Lift out all lines below that contain "Collegio".

• Dataset items:

-- start --

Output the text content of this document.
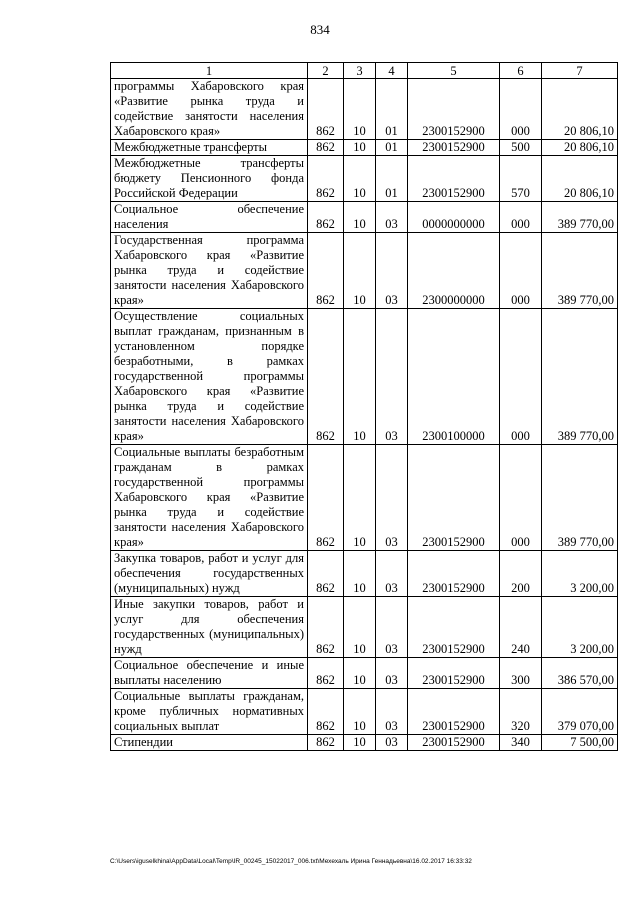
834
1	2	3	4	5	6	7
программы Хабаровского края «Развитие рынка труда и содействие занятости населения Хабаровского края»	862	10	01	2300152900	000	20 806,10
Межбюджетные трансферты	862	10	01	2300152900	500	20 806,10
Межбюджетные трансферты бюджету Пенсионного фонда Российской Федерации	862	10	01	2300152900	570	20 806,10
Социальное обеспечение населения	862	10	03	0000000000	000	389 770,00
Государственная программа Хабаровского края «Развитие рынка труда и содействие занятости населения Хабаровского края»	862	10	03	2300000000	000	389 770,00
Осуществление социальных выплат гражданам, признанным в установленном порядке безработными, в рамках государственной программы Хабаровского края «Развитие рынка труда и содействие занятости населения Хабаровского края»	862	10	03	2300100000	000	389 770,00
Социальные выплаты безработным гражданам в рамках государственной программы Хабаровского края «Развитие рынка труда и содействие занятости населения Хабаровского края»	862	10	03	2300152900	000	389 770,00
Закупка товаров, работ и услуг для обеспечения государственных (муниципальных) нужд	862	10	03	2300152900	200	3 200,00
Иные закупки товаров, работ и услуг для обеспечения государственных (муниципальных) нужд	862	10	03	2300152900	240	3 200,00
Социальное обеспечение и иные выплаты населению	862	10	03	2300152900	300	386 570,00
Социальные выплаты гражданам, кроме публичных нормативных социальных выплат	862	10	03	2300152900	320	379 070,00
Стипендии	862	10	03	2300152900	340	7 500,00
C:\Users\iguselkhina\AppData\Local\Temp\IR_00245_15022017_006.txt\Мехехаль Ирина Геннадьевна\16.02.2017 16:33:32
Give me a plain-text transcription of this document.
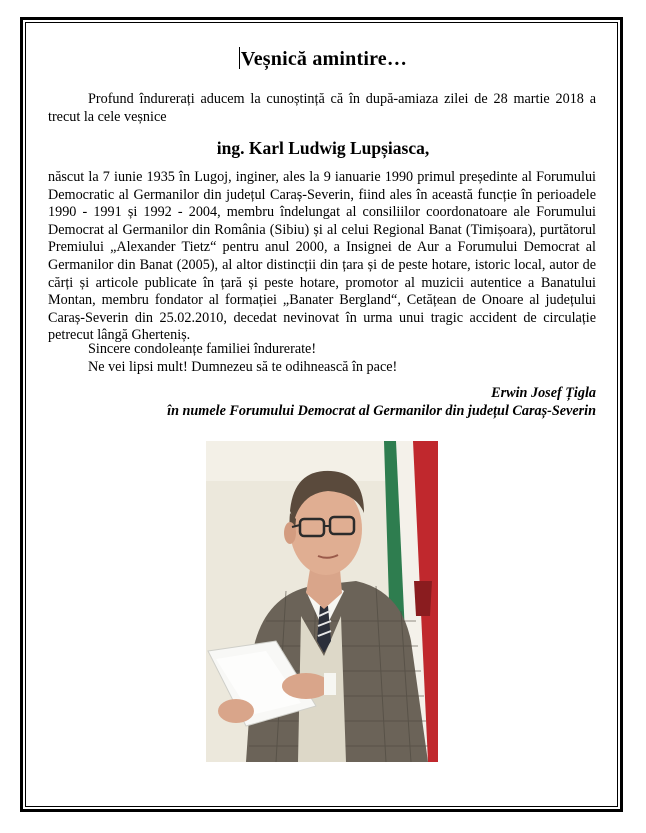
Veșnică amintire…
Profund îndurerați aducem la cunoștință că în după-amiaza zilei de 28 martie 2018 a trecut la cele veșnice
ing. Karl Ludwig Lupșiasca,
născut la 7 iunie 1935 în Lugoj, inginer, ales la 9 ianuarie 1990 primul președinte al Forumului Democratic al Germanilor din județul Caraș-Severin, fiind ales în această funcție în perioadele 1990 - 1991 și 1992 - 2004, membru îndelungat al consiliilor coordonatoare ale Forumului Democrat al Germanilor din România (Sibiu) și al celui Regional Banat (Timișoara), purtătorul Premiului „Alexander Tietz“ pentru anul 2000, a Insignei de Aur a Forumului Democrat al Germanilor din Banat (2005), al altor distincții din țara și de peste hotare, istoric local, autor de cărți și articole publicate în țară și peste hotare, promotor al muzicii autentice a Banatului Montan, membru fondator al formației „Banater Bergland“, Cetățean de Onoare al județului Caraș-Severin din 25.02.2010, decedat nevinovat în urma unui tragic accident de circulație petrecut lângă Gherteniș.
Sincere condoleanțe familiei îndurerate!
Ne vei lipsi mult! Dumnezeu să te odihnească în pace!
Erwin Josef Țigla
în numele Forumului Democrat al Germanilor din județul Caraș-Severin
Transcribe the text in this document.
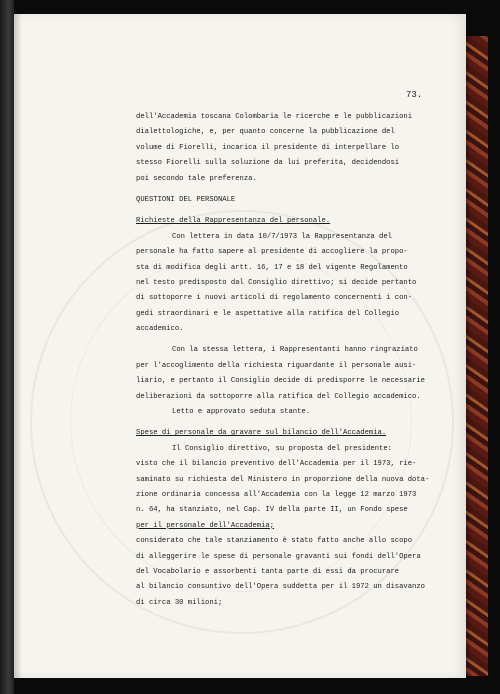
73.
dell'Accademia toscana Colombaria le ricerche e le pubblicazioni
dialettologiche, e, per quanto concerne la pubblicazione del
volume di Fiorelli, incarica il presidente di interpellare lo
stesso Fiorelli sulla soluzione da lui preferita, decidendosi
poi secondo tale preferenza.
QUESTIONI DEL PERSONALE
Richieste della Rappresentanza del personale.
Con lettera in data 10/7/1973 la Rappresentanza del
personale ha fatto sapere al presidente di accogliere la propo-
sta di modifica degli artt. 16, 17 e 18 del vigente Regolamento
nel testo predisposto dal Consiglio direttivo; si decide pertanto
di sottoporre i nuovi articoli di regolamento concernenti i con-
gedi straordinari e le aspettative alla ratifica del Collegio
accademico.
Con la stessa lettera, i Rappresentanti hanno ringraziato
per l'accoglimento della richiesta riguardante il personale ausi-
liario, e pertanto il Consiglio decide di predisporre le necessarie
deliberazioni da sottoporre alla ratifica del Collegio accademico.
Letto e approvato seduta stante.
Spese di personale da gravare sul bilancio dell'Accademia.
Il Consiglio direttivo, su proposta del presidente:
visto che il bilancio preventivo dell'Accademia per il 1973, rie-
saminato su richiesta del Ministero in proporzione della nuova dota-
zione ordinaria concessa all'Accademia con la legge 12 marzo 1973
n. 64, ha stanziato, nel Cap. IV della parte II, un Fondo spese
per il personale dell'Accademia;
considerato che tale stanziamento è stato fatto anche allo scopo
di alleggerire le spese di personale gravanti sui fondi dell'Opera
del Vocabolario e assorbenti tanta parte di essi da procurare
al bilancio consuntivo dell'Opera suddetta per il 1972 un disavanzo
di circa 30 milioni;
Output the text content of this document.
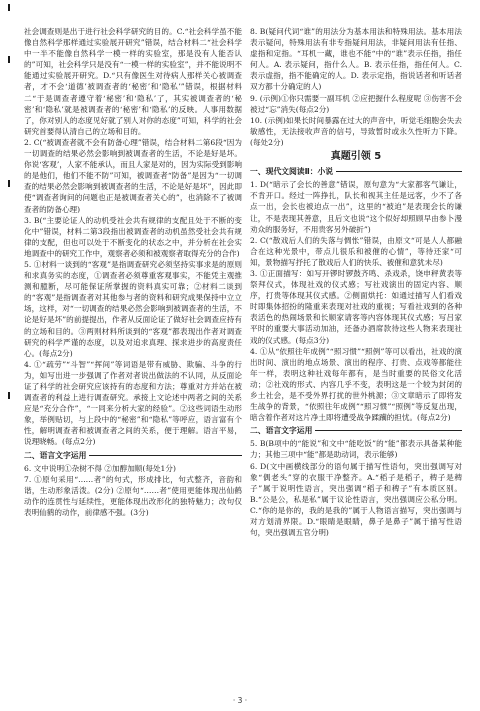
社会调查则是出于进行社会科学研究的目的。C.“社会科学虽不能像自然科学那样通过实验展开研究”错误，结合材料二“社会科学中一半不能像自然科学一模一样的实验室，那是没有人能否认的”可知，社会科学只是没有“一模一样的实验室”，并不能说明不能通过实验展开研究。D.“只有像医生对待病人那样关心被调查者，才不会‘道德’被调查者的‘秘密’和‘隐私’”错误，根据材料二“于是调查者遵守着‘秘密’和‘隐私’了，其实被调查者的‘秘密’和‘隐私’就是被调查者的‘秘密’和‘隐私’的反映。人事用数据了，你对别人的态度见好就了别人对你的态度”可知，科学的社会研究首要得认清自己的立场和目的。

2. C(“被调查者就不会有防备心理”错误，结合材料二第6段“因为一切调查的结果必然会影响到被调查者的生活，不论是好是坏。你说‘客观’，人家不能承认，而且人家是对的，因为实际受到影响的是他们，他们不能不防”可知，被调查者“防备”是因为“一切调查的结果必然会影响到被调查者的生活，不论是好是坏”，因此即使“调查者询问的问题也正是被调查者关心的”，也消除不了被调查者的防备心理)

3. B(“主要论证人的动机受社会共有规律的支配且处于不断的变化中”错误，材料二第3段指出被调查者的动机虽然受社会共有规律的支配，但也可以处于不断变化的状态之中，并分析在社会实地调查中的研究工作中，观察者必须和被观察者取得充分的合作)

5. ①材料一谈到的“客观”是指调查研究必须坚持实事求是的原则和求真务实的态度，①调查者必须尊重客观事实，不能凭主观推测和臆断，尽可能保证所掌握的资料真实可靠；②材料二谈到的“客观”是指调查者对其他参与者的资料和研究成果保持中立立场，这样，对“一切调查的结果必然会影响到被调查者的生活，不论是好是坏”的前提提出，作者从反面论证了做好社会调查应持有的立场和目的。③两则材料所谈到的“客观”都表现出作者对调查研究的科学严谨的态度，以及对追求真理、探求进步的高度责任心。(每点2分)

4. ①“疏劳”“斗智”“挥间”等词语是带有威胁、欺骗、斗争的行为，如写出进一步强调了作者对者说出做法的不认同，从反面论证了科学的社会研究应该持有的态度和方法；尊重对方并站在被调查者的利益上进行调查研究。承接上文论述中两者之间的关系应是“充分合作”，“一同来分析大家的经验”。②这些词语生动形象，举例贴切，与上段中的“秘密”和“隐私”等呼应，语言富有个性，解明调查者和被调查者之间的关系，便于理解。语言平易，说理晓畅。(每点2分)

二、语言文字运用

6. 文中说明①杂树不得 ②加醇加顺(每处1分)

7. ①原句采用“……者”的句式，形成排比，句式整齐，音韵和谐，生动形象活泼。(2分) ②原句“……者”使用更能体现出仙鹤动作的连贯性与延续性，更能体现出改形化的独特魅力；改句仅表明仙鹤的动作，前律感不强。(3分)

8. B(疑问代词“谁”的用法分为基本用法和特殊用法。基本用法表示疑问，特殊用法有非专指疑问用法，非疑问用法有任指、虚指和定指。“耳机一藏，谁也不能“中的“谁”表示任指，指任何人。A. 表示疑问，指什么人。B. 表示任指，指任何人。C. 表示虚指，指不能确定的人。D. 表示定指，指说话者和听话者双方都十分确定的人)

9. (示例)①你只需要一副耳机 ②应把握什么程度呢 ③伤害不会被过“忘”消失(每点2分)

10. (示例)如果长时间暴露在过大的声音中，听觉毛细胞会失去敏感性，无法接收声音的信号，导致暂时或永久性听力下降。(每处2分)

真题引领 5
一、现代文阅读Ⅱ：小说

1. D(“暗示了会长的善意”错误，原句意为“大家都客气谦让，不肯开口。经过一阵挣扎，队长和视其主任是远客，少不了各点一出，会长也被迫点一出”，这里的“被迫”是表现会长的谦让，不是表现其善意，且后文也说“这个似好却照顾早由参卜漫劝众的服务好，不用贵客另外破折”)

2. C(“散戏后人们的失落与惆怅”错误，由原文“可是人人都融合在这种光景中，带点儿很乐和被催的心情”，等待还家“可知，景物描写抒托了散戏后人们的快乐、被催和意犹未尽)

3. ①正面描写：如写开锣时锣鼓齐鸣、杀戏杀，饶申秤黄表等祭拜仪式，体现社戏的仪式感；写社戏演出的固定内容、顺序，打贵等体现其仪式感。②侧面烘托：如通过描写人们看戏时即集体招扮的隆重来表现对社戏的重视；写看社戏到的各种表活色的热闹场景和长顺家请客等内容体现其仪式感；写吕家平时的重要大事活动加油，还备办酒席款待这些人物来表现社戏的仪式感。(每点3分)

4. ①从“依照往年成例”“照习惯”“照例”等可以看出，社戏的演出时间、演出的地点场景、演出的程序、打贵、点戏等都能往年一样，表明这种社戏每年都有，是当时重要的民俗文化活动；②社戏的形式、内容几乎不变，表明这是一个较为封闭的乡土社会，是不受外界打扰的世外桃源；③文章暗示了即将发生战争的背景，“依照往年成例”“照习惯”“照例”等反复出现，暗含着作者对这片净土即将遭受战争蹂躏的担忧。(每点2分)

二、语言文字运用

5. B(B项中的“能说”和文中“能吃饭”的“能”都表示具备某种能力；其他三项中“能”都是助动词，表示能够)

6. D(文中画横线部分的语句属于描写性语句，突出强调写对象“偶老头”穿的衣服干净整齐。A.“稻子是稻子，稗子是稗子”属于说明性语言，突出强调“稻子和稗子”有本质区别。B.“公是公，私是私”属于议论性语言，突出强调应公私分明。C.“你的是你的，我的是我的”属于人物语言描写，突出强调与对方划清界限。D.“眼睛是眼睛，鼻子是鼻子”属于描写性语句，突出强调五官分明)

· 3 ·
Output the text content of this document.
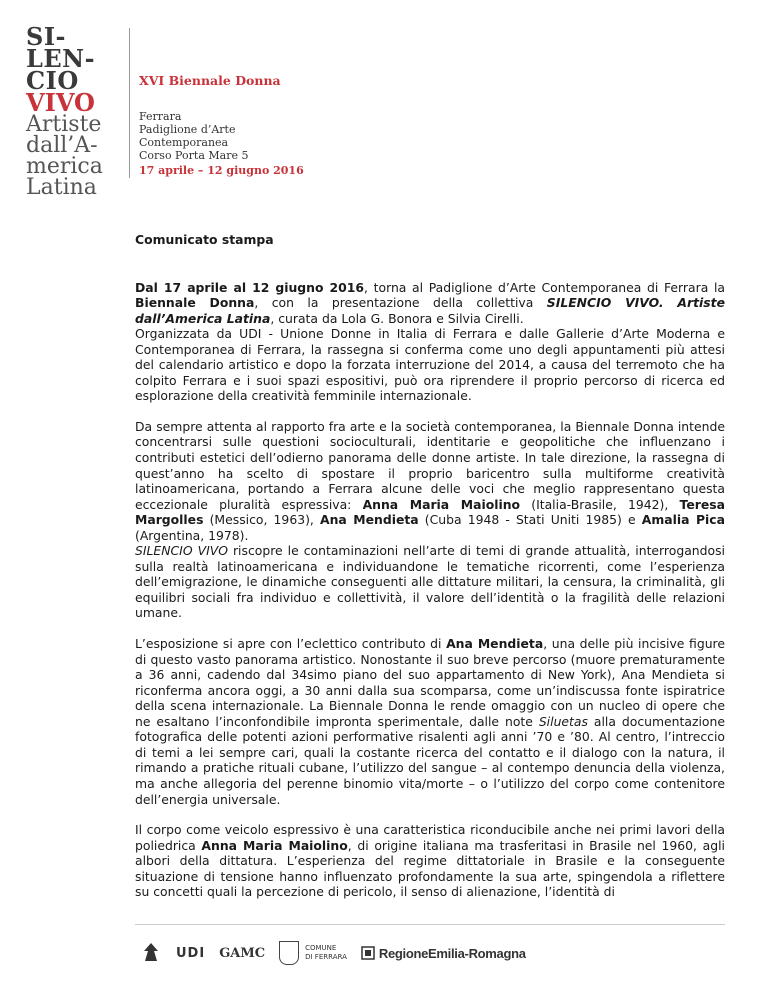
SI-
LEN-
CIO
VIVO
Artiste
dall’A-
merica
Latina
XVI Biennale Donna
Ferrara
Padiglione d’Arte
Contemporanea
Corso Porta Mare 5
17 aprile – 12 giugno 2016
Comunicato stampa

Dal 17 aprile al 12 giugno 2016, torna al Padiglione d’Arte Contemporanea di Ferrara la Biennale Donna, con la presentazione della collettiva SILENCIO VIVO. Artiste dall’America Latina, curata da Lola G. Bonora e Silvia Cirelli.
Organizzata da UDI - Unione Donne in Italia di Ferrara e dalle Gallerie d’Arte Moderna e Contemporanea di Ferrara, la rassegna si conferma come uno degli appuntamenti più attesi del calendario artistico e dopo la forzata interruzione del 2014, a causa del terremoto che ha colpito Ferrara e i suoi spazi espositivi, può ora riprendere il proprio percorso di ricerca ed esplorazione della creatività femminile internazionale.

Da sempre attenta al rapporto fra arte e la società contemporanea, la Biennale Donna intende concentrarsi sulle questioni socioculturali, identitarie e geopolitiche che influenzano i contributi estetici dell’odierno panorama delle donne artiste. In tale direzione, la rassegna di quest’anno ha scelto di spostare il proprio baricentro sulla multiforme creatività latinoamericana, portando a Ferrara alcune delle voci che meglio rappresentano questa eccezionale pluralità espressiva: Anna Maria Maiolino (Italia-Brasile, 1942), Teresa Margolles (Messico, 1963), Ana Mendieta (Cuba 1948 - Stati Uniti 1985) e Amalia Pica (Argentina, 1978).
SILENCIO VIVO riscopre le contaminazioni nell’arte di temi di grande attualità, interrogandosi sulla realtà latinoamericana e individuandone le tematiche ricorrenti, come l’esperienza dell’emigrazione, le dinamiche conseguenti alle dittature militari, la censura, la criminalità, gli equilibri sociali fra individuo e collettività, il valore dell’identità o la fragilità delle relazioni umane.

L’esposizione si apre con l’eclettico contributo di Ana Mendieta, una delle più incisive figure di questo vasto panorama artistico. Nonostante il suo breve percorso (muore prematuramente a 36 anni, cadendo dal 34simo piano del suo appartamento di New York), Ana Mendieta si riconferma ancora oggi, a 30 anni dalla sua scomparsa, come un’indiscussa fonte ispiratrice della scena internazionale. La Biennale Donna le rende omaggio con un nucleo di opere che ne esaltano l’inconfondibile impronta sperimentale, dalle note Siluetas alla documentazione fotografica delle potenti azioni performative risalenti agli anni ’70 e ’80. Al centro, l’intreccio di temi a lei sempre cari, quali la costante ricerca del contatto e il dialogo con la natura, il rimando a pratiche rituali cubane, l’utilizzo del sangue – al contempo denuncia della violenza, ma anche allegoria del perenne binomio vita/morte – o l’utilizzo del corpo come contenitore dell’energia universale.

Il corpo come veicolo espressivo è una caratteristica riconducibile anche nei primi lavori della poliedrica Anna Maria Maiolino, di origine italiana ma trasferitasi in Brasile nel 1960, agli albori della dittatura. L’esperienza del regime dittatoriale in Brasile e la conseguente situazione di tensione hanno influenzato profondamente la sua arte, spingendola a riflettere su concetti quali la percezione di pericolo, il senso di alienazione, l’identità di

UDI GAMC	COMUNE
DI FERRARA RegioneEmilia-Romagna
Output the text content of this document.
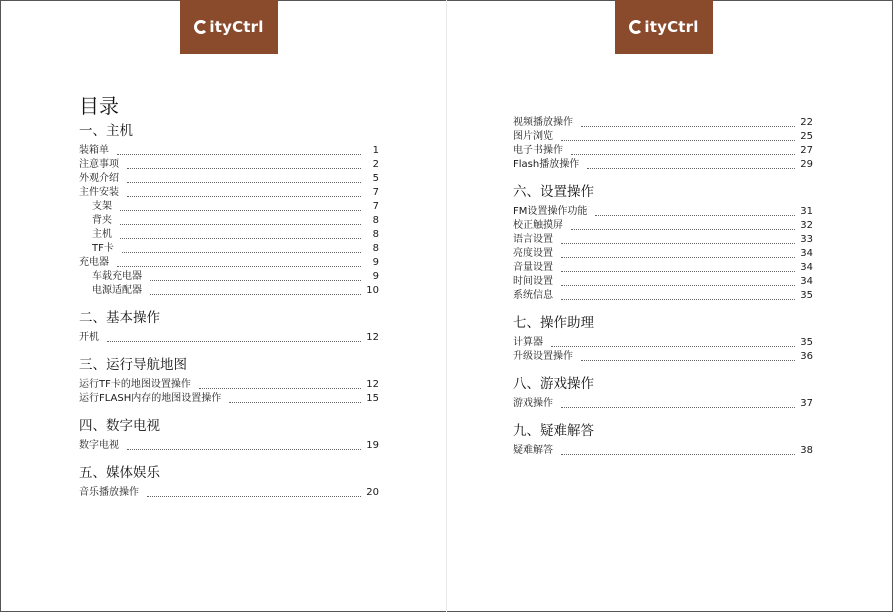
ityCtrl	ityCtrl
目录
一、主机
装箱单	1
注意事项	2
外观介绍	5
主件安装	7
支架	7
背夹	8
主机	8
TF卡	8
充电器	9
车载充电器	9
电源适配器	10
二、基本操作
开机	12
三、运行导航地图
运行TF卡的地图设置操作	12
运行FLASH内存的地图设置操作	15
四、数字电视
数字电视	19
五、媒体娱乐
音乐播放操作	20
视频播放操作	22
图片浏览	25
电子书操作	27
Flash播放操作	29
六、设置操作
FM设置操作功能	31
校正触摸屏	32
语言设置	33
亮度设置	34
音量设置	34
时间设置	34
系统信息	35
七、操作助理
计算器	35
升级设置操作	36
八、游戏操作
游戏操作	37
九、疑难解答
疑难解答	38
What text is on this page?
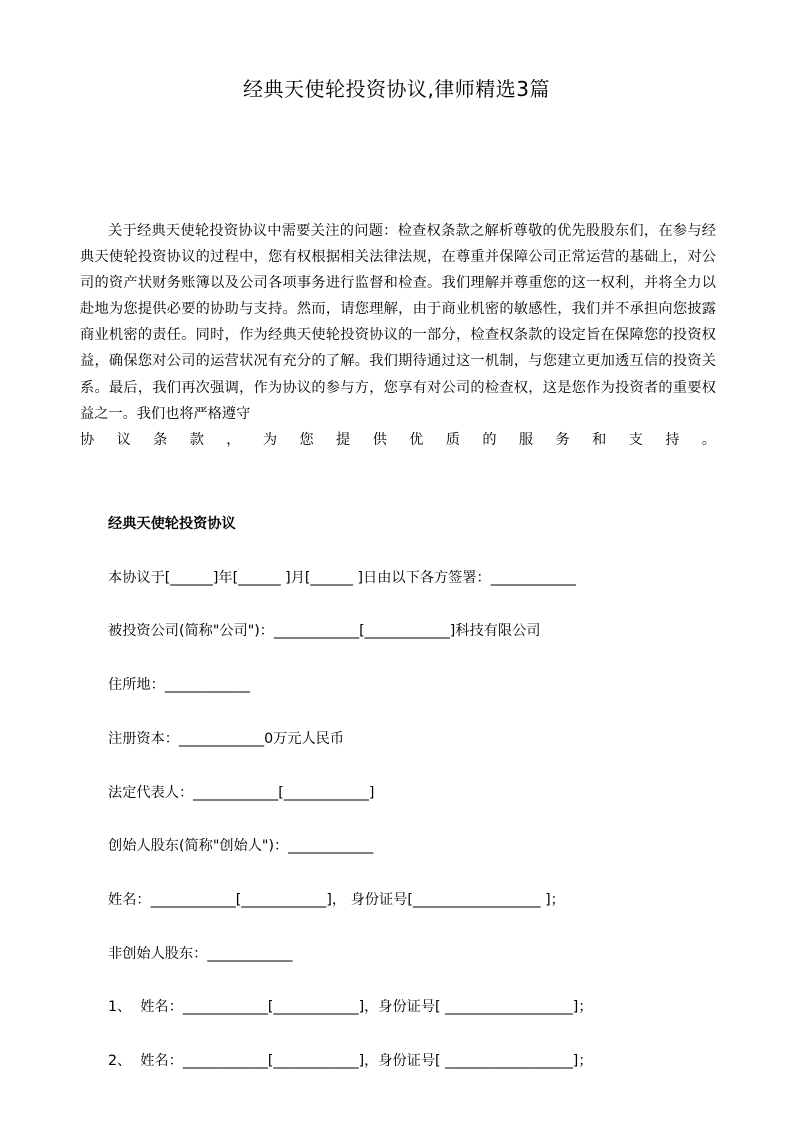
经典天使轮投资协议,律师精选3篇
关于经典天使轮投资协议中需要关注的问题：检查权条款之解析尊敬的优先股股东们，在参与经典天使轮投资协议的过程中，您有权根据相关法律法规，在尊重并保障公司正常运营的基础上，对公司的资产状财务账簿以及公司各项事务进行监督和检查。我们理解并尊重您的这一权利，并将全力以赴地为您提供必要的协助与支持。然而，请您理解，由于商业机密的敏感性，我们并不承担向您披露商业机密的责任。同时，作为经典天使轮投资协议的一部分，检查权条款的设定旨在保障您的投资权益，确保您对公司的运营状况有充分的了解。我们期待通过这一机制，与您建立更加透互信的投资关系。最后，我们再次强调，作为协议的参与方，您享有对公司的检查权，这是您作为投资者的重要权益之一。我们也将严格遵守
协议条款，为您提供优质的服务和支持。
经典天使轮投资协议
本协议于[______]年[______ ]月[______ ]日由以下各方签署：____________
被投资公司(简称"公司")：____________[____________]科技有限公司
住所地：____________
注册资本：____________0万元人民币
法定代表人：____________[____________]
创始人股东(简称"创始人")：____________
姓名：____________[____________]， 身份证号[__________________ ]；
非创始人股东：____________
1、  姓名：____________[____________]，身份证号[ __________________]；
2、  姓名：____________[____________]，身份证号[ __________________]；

-- end --

• The answer:
gedi straordinari e le aspettative alla ratifica del Collegio
deliberazioni da sottoporre alla ratifica del Collegio accademico.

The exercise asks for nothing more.